→ **BRIEF**:
Scan the records for the word "color". Copy each line that includes it.
***** RECORDS FOR THIS EXERCISE
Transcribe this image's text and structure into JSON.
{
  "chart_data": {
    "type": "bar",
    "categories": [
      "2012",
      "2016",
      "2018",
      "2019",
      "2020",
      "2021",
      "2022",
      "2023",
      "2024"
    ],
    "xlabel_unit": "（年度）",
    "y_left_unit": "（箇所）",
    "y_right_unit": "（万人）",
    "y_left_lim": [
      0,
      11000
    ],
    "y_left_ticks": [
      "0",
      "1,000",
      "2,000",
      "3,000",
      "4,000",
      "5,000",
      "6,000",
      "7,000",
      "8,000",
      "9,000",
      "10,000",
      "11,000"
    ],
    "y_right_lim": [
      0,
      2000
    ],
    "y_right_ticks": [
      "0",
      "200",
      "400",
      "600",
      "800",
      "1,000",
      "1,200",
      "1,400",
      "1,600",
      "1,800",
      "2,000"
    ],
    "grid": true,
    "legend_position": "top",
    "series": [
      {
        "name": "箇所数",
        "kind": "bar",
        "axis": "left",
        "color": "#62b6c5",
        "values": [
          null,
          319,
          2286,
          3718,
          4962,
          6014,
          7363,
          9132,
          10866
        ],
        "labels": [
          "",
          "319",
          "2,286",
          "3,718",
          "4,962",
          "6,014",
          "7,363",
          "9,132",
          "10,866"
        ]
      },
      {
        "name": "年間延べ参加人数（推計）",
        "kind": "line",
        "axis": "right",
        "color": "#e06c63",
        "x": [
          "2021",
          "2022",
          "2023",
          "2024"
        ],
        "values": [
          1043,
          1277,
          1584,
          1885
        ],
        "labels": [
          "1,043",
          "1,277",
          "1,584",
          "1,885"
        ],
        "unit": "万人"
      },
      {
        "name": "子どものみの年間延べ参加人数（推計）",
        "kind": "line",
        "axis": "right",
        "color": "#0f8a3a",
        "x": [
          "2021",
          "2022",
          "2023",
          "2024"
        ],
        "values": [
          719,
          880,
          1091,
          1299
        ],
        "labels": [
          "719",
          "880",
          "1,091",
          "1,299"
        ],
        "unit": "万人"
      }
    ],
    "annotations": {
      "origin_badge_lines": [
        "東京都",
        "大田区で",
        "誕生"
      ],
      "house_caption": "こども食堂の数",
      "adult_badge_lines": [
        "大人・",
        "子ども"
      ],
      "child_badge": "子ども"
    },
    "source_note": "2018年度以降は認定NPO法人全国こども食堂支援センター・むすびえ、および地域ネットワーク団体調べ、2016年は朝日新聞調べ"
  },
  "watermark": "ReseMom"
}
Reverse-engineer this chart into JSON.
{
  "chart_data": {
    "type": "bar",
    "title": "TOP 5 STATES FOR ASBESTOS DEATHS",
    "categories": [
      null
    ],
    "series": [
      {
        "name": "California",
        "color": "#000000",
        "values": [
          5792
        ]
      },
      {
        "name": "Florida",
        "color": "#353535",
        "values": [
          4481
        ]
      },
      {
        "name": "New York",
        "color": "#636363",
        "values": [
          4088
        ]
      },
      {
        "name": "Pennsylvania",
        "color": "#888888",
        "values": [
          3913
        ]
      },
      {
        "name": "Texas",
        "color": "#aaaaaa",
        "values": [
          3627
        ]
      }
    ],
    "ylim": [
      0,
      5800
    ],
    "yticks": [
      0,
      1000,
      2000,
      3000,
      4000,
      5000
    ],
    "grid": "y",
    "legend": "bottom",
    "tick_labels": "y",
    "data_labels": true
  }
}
**********
→ **RESULT FOR THIS EXERCISE**:
        "color": "#62b6c5",
        "color": "#e06c63",
        "color": "#0f8a3a",
        "color": "#000000",
        "color": "#353535",
        "color": "#636363",
        "color": "#888888",
        "color": "#aaaaaa",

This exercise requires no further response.